Start

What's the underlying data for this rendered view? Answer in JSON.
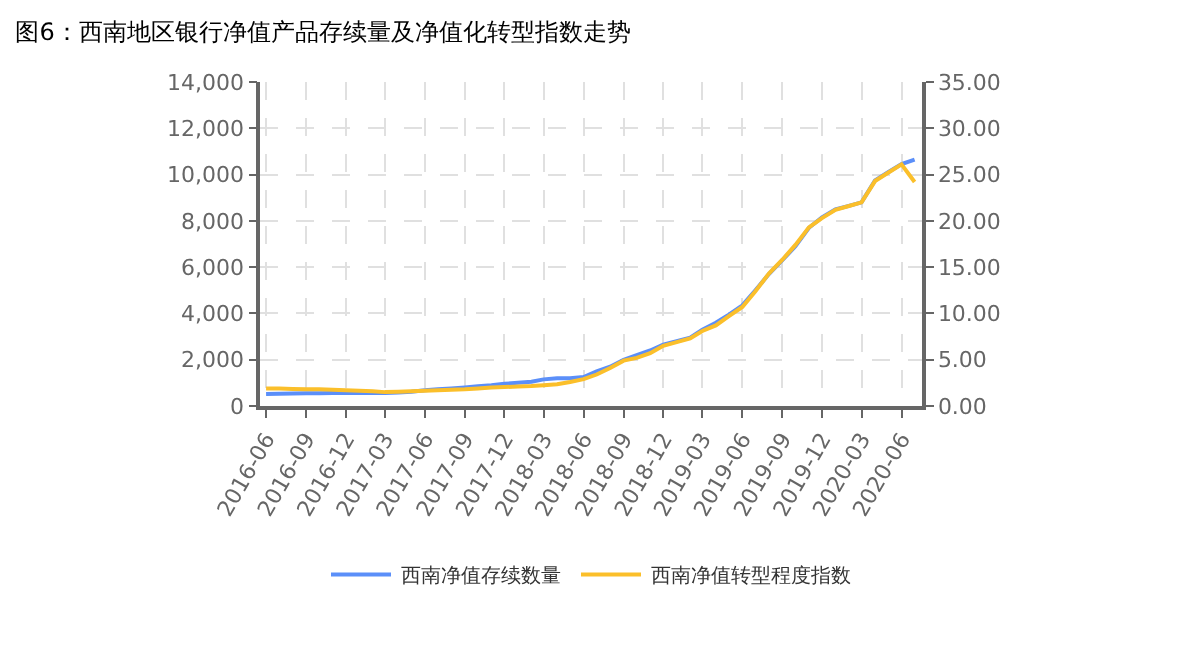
{
  "chart_data": {
    "type": "line",
    "title": "图6：西南地区银行净值产品存续量及净值化转型指数走势",
    "x": [
      "2016-06",
      "2016-07",
      "2016-08",
      "2016-09",
      "2016-10",
      "2016-11",
      "2016-12",
      "2017-01",
      "2017-02",
      "2017-03",
      "2017-04",
      "2017-05",
      "2017-06",
      "2017-07",
      "2017-08",
      "2017-09",
      "2017-10",
      "2017-11",
      "2017-12",
      "2018-01",
      "2018-02",
      "2018-03",
      "2018-04",
      "2018-05",
      "2018-06",
      "2018-07",
      "2018-08",
      "2018-09",
      "2018-10",
      "2018-11",
      "2018-12",
      "2019-01",
      "2019-02",
      "2019-03",
      "2019-04",
      "2019-05",
      "2019-06",
      "2019-07",
      "2019-08",
      "2019-09",
      "2019-10",
      "2019-11",
      "2019-12",
      "2020-01",
      "2020-02",
      "2020-03",
      "2020-04",
      "2020-05",
      "2020-06",
      "2020-07"
    ],
    "series": [
      {
        "name": "西南净值存续数量",
        "color": "#5b8ff9",
        "values": [
          520,
          530,
          540,
          550,
          550,
          560,
          560,
          560,
          560,
          560,
          580,
          620,
          680,
          720,
          760,
          800,
          850,
          900,
          960,
          1000,
          1050,
          1150,
          1200,
          1200,
          1250,
          1500,
          1700,
          2000,
          2200,
          2400,
          2650,
          2800,
          2950,
          3300,
          3600,
          3950,
          4350,
          5000,
          5700,
          6300,
          6900,
          7700,
          8150,
          8500,
          8650,
          8800,
          9750,
          10100,
          10450,
          10650
        ]
      },
      {
        "name": "西南净值转型程度指数",
        "color": "#fbbf2a",
        "axis": "y2",
        "values": [
          1.9,
          1.9,
          1.85,
          1.8,
          1.8,
          1.75,
          1.7,
          1.65,
          1.6,
          1.5,
          1.55,
          1.6,
          1.65,
          1.7,
          1.75,
          1.8,
          1.9,
          2.0,
          2.05,
          2.1,
          2.15,
          2.25,
          2.35,
          2.6,
          2.9,
          3.4,
          4.1,
          4.9,
          5.2,
          5.7,
          6.5,
          6.9,
          7.3,
          8.1,
          8.7,
          9.7,
          10.7,
          12.4,
          14.3,
          15.8,
          17.4,
          19.3,
          20.3,
          21.2,
          21.6,
          22.0,
          24.3,
          25.2,
          26.1,
          24.2
        ]
      }
    ],
    "xlim": [
      "2016-05-18",
      "2020-07-18"
    ],
    "xticks": [
      "2016-06",
      "2016-09",
      "2016-12",
      "2017-03",
      "2017-06",
      "2017-09",
      "2017-12",
      "2018-03",
      "2018-06",
      "2018-09",
      "2018-12",
      "2019-03",
      "2019-06",
      "2019-09",
      "2019-12",
      "2020-03",
      "2020-06"
    ],
    "ylim": [
      0,
      14000
    ],
    "yticks": [
      0,
      {
        "value": 2000,
        "label": "2,000"
      },
      {
        "value": 4000,
        "label": "4,000"
      },
      {
        "value": 6000,
        "label": "6,000"
      },
      {
        "value": 8000,
        "label": "8,000"
      },
      {
        "value": 10000,
        "label": "10,000"
      },
      {
        "value": 12000,
        "label": "12,000"
      },
      {
        "value": 14000,
        "label": "14,000"
      }
    ],
    "y2lim": [
      0,
      35
    ],
    "y2ticks": [
      {
        "value": 0,
        "label": "0.00"
      },
      {
        "value": 5,
        "label": "5.00"
      },
      {
        "value": 10,
        "label": "10.00"
      },
      {
        "value": 15,
        "label": "15.00"
      },
      {
        "value": 20,
        "label": "20.00"
      },
      {
        "value": 25,
        "label": "25.00"
      },
      {
        "value": 30,
        "label": "30.00"
      },
      {
        "value": 35,
        "label": "35.00"
      }
    ],
    "grid": true,
    "legend": "bottom",
    "marker": "none",
    "line_style": "solid"
  }
}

End

§ Given instruction
Output the material word for word, omitting its pictures.

§ The completed task
What's the underlying data for this rendered view? Answer in JSON.
{
  "chart_data": {
    "type": "line",
    "title": "图6：西南地区银行净值产品存续量及净值化转型指数走势",
    "x": [
      "2016-06",
      "2016-07",
      "2016-08",
      "2016-09",
      "2016-10",
      "2016-11",
      "2016-12",
      "2017-01",
      "2017-02",
      "2017-03",
      "2017-04",
      "2017-05",
      "2017-06",
      "2017-07",
      "2017-08",
      "2017-09",
      "2017-10",
      "2017-11",
      "2017-12",
      "2018-01",
      "2018-02",
      "2018-03",
      "2018-04",
      "2018-05",
      "2018-06",
      "2018-07",
      "2018-08",
      "2018-09",
      "2018-10",
      "2018-11",
      "2018-12",
      "2019-01",
      "2019-02",
      "2019-03",
      "2019-04",
      "2019-05",
      "2019-06",
      "2019-07",
      "2019-08",
      "2019-09",
      "2019-10",
      "2019-11",
      "2019-12",
      "2020-01",
      "2020-02",
      "2020-03",
      "2020-04",
      "2020-05",
      "2020-06",
      "2020-07"
    ],
    "series": [
      {
        "name": "西南净值存续数量",
        "color": "#5b8ff9",
        "values": [
          520,
          530,
          540,
          550,
          550,
          560,
          560,
          560,
          560,
          560,
          580,
          620,
          680,
          720,
          760,
          800,
          850,
          900,
          960,
          1000,
          1050,
          1150,
          1200,
          1200,
          1250,
          1500,
          1700,
          2000,
          2200,
          2400,
          2650,
          2800,
          2950,
          3300,
          3600,
          3950,
          4350,
          5000,
          5700,
          6300,
          6900,
          7700,
          8150,
          8500,
          8650,
          8800,
          9750,
          10100,
          10450,
          10650
        ]
      },
      {
        "name": "西南净值转型程度指数",
        "color": "#fbbf2a",
        "axis": "y2",
        "values": [
          1.9,
          1.9,
          1.85,
          1.8,
          1.8,
          1.75,
          1.7,
          1.65,
          1.6,
          1.5,
          1.55,
          1.6,
          1.65,
          1.7,
          1.75,
          1.8,
          1.9,
          2.0,
          2.05,
          2.1,
          2.15,
          2.25,
          2.35,
          2.6,
          2.9,
          3.4,
          4.1,
          4.9,
          5.2,
          5.7,
          6.5,
          6.9,
          7.3,
          8.1,
          8.7,
          9.7,
          10.7,
          12.4,
          14.3,
          15.8,
          17.4,
          19.3,
          20.3,
          21.2,
          21.6,
          22.0,
          24.3,
          25.2,
          26.1,
          24.2
        ]
      }
    ],
    "xlim": [
      "2016-05-18",
      "2020-07-18"
    ],
    "xticks": [
      "2016-06",
      "2016-09",
      "2016-12",
      "2017-03",
      "2017-06",
      "2017-09",
      "2017-12",
      "2018-03",
      "2018-06",
      "2018-09",
      "2018-12",
      "2019-03",
      "2019-06",
      "2019-09",
      "2019-12",
      "2020-03",
      "2020-06"
    ],
    "ylim": [
      0,
      14000
    ],
    "yticks": [
      0,
      {
        "value": 2000,
        "label": "2,000"
      },
      {
        "value": 4000,
        "label": "4,000"
      },
      {
        "value": 6000,
        "label": "6,000"
      },
      {
        "value": 8000,
        "label": "8,000"
      },
      {
        "value": 10000,
        "label": "10,000"
      },
      {
        "value": 12000,
        "label": "12,000"
      },
      {
        "value": 14000,
        "label": "14,000"
      }
    ],
    "y2lim": [
      0,
      35
    ],
    "y2ticks": [
      {
        "value": 0,
        "label": "0.00"
      },
      {
        "value": 5,
        "label": "5.00"
      },
      {
        "value": 10,
        "label": "10.00"
      },
      {
        "value": 15,
        "label": "15.00"
      },
      {
        "value": 20,
        "label": "20.00"
      },
      {
        "value": 25,
        "label": "25.00"
      },
      {
        "value": 30,
        "label": "30.00"
      },
      {
        "value": 35,
        "label": "35.00"
      }
    ],
    "grid": true,
    "legend": "bottom",
    "marker": "none",
    "line_style": "solid"
  }
}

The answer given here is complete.